Your task
Return the records, each one exactly as written.

=== Material supplied ===

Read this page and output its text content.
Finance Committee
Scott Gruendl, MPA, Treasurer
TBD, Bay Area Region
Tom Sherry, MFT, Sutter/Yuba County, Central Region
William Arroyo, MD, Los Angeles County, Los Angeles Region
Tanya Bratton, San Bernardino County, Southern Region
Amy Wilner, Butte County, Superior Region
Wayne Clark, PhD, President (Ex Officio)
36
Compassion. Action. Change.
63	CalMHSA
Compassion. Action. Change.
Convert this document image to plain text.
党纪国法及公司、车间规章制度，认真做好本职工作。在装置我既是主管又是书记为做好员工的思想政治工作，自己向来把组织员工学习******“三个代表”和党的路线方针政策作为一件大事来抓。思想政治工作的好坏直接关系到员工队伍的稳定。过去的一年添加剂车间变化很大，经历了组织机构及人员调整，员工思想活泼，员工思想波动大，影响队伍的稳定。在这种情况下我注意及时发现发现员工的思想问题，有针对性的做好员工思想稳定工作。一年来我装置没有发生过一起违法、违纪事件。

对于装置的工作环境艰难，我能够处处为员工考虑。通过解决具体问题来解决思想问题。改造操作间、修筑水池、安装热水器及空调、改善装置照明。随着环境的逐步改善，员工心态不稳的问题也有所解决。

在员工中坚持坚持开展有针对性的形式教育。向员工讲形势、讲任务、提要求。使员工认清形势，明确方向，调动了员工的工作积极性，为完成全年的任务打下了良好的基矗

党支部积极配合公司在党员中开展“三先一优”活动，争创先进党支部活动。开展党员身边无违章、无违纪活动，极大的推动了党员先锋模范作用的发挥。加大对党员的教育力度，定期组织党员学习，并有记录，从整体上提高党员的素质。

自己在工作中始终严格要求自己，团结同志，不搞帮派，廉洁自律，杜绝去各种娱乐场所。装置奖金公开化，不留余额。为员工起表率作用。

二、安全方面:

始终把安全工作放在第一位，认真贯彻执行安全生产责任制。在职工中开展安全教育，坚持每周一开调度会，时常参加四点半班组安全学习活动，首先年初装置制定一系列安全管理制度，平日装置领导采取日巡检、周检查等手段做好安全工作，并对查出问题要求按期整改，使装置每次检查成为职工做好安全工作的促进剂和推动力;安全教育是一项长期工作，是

===

Solution for this problem
Read this page and output its text content.
Finance Committee
Scott Gruendl, MPA, Treasurer
TBD, Bay Area Region
Tom Sherry, MFT, Sutter/Yuba County, Central Region
William Arroyo, MD, Los Angeles County, Los Angeles Region
Tanya Bratton, San Bernardino County, Southern Region
Amy Wilner, Butte County, Superior Region
Wayne Clark, PhD, President (Ex Officio)
36
Compassion. Action. Change.
63	CalMHSA
Compassion. Action. Change.
Convert this document image to plain text.
党纪国法及公司、车间规章制度，认真做好本职工作。在装置我既是主管又是书记为做好员工的思想政治工作，自己向来把组织员工学习******“三个代表”和党的路线方针政策作为一件大事来抓。思想政治工作的好坏直接关系到员工队伍的稳定。过去的一年添加剂车间变化很大，经历了组织机构及人员调整，员工思想活泼，员工思想波动大，影响队伍的稳定。在这种情况下我注意及时发现发现员工的思想问题，有针对性的做好员工思想稳定工作。一年来我装置没有发生过一起违法、违纪事件。

对于装置的工作环境艰难，我能够处处为员工考虑。通过解决具体问题来解决思想问题。改造操作间、修筑水池、安装热水器及空调、改善装置照明。随着环境的逐步改善，员工心态不稳的问题也有所解决。

在员工中坚持坚持开展有针对性的形式教育。向员工讲形势、讲任务、提要求。使员工认清形势，明确方向，调动了员工的工作积极性，为完成全年的任务打下了良好的基矗

党支部积极配合公司在党员中开展“三先一优”活动，争创先进党支部活动。开展党员身边无违章、无违纪活动，极大的推动了党员先锋模范作用的发挥。加大对党员的教育力度，定期组织党员学习，并有记录，从整体上提高党员的素质。

自己在工作中始终严格要求自己，团结同志，不搞帮派，廉洁自律，杜绝去各种娱乐场所。装置奖金公开化，不留余额。为员工起表率作用。

二、安全方面:

始终把安全工作放在第一位，认真贯彻执行安全生产责任制。在职工中开展安全教育，坚持每周一开调度会，时常参加四点半班组安全学习活动，首先年初装置制定一系列安全管理制度，平日装置领导采取日巡检、周检查等手段做好安全工作，并对查出问题要求按期整改，使装置每次检查成为职工做好安全工作的促进剂和推动力;安全教育是一项长期工作，是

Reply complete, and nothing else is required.